▸ **THE INPUT**:
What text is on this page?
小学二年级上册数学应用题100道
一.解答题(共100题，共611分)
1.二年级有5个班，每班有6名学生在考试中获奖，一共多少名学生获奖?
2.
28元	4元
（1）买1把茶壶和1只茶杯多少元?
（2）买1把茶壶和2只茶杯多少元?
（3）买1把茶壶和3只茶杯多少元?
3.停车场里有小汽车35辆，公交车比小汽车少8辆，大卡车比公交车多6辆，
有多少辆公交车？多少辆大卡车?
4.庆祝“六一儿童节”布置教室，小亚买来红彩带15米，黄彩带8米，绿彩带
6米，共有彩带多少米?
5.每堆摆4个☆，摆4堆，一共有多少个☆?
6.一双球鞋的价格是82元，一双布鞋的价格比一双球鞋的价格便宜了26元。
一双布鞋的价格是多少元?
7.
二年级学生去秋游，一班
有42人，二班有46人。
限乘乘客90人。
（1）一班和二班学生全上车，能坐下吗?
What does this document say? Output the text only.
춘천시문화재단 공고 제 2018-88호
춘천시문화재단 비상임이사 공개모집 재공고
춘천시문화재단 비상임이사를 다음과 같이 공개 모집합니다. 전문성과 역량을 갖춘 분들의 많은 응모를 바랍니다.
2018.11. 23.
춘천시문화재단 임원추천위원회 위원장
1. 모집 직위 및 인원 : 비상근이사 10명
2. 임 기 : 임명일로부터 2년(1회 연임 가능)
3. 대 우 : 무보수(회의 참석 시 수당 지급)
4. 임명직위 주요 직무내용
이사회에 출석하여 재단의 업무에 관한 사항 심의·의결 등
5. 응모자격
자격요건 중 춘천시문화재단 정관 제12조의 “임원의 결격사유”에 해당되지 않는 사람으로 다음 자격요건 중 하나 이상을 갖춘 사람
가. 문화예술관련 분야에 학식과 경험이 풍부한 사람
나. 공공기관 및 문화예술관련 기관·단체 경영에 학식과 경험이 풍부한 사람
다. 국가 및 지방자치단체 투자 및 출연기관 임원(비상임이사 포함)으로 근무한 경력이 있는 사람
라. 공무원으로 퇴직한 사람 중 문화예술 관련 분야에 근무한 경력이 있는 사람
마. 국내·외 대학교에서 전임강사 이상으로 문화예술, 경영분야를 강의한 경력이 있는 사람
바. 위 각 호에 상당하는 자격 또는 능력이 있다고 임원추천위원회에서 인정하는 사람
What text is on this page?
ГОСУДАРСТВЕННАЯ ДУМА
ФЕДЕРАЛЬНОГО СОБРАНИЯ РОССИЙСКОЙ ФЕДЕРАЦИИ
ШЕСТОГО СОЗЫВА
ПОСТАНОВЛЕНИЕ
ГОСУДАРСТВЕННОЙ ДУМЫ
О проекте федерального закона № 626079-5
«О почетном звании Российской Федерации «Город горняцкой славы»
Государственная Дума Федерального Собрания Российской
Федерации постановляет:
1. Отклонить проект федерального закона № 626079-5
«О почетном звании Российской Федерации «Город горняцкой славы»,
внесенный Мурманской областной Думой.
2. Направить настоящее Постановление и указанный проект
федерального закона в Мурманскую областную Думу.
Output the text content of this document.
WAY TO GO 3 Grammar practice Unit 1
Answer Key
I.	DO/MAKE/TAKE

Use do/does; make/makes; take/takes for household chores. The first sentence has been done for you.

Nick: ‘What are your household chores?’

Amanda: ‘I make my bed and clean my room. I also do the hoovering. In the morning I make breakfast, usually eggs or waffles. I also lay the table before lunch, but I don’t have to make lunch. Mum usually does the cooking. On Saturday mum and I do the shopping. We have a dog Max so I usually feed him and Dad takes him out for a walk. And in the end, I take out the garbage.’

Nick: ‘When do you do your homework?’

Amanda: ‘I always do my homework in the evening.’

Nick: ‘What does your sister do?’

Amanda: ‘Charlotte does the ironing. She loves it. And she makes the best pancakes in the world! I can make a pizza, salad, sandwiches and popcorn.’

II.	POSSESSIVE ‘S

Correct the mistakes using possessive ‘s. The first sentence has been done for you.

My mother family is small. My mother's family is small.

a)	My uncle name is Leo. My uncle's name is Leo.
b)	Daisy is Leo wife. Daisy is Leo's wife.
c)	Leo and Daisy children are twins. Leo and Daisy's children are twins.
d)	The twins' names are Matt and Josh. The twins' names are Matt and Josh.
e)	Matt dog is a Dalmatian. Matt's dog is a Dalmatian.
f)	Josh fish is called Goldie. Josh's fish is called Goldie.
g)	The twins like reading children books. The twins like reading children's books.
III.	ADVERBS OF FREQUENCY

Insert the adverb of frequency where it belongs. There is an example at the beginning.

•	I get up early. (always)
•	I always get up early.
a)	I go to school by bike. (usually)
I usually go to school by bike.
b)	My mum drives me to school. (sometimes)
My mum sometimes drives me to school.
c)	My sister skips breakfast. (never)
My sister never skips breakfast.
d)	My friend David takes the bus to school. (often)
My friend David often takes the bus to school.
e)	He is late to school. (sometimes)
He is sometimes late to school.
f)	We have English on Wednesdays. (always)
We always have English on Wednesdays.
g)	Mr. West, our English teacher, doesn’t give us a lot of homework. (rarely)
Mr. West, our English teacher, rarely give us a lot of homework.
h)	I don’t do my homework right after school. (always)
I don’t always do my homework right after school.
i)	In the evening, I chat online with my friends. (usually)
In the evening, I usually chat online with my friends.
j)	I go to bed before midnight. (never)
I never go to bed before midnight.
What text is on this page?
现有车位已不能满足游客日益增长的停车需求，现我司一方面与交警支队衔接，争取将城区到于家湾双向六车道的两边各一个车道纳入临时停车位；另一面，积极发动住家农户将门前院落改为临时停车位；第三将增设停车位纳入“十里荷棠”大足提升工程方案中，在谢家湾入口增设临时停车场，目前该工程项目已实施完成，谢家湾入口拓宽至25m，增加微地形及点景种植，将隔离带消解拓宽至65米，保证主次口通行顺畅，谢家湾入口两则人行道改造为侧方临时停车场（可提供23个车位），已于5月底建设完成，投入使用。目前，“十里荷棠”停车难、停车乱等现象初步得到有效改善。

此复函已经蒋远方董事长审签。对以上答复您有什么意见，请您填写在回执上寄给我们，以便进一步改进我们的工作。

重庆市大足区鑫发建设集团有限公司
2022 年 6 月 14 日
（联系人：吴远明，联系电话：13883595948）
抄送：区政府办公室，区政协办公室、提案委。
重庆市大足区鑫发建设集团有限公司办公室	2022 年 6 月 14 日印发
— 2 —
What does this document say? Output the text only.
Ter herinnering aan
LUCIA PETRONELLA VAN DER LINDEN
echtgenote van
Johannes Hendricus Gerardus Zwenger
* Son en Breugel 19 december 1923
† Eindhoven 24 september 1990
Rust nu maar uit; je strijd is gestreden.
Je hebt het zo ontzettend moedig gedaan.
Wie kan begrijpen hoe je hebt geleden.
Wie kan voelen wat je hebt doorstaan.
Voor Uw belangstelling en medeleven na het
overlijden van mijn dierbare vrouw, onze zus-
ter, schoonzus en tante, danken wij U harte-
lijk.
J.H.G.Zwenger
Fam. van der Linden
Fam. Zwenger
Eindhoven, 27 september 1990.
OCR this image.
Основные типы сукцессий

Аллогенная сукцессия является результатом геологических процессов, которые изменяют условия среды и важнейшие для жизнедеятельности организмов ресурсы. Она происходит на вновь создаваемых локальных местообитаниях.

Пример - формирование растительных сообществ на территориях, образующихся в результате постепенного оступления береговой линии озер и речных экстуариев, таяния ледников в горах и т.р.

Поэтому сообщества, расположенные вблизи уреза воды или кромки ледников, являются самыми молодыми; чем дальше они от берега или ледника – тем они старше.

▸ **EXERCISE**: Each line from the one containing "OCR this image." to the end of the records should be echoed exactly, and no other line.

▸ **EXERCISE SOLUTION**:
OCR this image.
Основные типы сукцессий

Аллогенная сукцессия является результатом геологических процессов, которые изменяют условия среды и важнейшие для жизнедеятельности организмов ресурсы. Она происходит на вновь создаваемых локальных местообитаниях.

Пример - формирование растительных сообществ на территориях, образующихся в результате постепенного оступления береговой линии озер и речных экстуариев, таяния ледников в горах и т.р.

Поэтому сообщества, расположенные вблизи уреза воды или кромки ледников, являются самыми молодыми; чем дальше они от берега или ледника – тем они старше.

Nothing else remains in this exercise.